Stated task: Write out the records below once more, exactly as they stand.

____

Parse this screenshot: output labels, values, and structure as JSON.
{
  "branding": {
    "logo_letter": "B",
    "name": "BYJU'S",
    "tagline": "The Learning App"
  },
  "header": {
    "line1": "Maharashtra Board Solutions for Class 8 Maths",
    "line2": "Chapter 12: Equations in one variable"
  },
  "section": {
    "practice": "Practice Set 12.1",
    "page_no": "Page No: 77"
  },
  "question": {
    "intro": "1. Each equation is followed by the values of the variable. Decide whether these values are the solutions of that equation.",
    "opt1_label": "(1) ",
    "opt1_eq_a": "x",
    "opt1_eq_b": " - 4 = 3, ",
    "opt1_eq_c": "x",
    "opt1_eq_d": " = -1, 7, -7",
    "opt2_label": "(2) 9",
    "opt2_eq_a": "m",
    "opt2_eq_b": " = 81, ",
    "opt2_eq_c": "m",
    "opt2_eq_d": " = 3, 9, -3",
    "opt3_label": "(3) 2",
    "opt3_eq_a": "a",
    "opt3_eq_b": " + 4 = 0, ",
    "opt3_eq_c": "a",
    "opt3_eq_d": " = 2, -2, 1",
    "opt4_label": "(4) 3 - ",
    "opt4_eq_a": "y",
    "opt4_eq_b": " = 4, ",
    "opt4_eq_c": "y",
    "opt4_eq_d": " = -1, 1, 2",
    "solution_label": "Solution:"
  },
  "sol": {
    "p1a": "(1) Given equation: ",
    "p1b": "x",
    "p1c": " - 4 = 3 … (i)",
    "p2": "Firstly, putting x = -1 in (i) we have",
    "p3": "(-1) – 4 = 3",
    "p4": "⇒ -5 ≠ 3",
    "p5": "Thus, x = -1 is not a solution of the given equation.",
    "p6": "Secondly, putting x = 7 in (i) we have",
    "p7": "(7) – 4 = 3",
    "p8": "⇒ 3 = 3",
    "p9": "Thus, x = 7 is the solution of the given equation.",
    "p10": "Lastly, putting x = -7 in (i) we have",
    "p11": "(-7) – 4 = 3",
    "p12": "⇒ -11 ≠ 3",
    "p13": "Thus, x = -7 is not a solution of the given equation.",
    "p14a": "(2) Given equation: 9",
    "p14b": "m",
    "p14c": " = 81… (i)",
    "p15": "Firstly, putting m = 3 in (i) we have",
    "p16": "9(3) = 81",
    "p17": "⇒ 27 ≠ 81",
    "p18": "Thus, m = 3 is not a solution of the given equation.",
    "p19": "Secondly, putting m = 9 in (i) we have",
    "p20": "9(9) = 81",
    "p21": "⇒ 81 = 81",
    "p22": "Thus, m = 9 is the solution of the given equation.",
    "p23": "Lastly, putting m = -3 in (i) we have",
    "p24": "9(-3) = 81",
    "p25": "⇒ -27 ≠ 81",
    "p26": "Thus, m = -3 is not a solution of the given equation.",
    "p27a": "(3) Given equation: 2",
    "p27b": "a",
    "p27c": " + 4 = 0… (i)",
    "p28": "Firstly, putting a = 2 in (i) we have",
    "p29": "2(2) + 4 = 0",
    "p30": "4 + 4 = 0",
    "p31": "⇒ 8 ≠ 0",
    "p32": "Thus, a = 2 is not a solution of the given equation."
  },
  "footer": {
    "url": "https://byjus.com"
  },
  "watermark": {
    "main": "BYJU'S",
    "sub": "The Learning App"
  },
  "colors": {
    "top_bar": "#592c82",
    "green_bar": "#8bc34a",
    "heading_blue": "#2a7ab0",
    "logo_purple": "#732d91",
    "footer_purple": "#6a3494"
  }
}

____

Expected answer:
Parse this screenshot: output labels, values, and structure as JSON.
{
  "branding": {
    "logo_letter": "B",
    "name": "BYJU'S",
    "tagline": "The Learning App"
  },
  "header": {
    "line1": "Maharashtra Board Solutions for Class 8 Maths",
    "line2": "Chapter 12: Equations in one variable"
  },
  "section": {
    "practice": "Practice Set 12.1",
    "page_no": "Page No: 77"
  },
  "question": {
    "intro": "1. Each equation is followed by the values of the variable. Decide whether these values are the solutions of that equation.",
    "opt1_label": "(1) ",
    "opt1_eq_a": "x",
    "opt1_eq_b": " - 4 = 3, ",
    "opt1_eq_c": "x",
    "opt1_eq_d": " = -1, 7, -7",
    "opt2_label": "(2) 9",
    "opt2_eq_a": "m",
    "opt2_eq_b": " = 81, ",
    "opt2_eq_c": "m",
    "opt2_eq_d": " = 3, 9, -3",
    "opt3_label": "(3) 2",
    "opt3_eq_a": "a",
    "opt3_eq_b": " + 4 = 0, ",
    "opt3_eq_c": "a",
    "opt3_eq_d": " = 2, -2, 1",
    "opt4_label": "(4) 3 - ",
    "opt4_eq_a": "y",
    "opt4_eq_b": " = 4, ",
    "opt4_eq_c": "y",
    "opt4_eq_d": " = -1, 1, 2",
    "solution_label": "Solution:"
  },
  "sol": {
    "p1a": "(1) Given equation: ",
    "p1b": "x",
    "p1c": " - 4 = 3 … (i)",
    "p2": "Firstly, putting x = -1 in (i) we have",
    "p3": "(-1) – 4 = 3",
    "p4": "⇒ -5 ≠ 3",
    "p5": "Thus, x = -1 is not a solution of the given equation.",
    "p6": "Secondly, putting x = 7 in (i) we have",
    "p7": "(7) – 4 = 3",
    "p8": "⇒ 3 = 3",
    "p9": "Thus, x = 7 is the solution of the given equation.",
    "p10": "Lastly, putting x = -7 in (i) we have",
    "p11": "(-7) – 4 = 3",
    "p12": "⇒ -11 ≠ 3",
    "p13": "Thus, x = -7 is not a solution of the given equation.",
    "p14a": "(2) Given equation: 9",
    "p14b": "m",
    "p14c": " = 81… (i)",
    "p15": "Firstly, putting m = 3 in (i) we have",
    "p16": "9(3) = 81",
    "p17": "⇒ 27 ≠ 81",
    "p18": "Thus, m = 3 is not a solution of the given equation.",
    "p19": "Secondly, putting m = 9 in (i) we have",
    "p20": "9(9) = 81",
    "p21": "⇒ 81 = 81",
    "p22": "Thus, m = 9 is the solution of the given equation.",
    "p23": "Lastly, putting m = -3 in (i) we have",
    "p24": "9(-3) = 81",
    "p25": "⇒ -27 ≠ 81",
    "p26": "Thus, m = -3 is not a solution of the given equation.",
    "p27a": "(3) Given equation: 2",
    "p27b": "a",
    "p27c": " + 4 = 0… (i)",
    "p28": "Firstly, putting a = 2 in (i) we have",
    "p29": "2(2) + 4 = 0",
    "p30": "4 + 4 = 0",
    "p31": "⇒ 8 ≠ 0",
    "p32": "Thus, a = 2 is not a solution of the given equation."
  },
  "footer": {
    "url": "https://byjus.com"
  },
  "watermark": {
    "main": "BYJU'S",
    "sub": "The Learning App"
  },
  "colors": {
    "top_bar": "#592c82",
    "green_bar": "#8bc34a",
    "heading_blue": "#2a7ab0",
    "logo_purple": "#732d91",
    "footer_purple": "#6a3494"
  }
}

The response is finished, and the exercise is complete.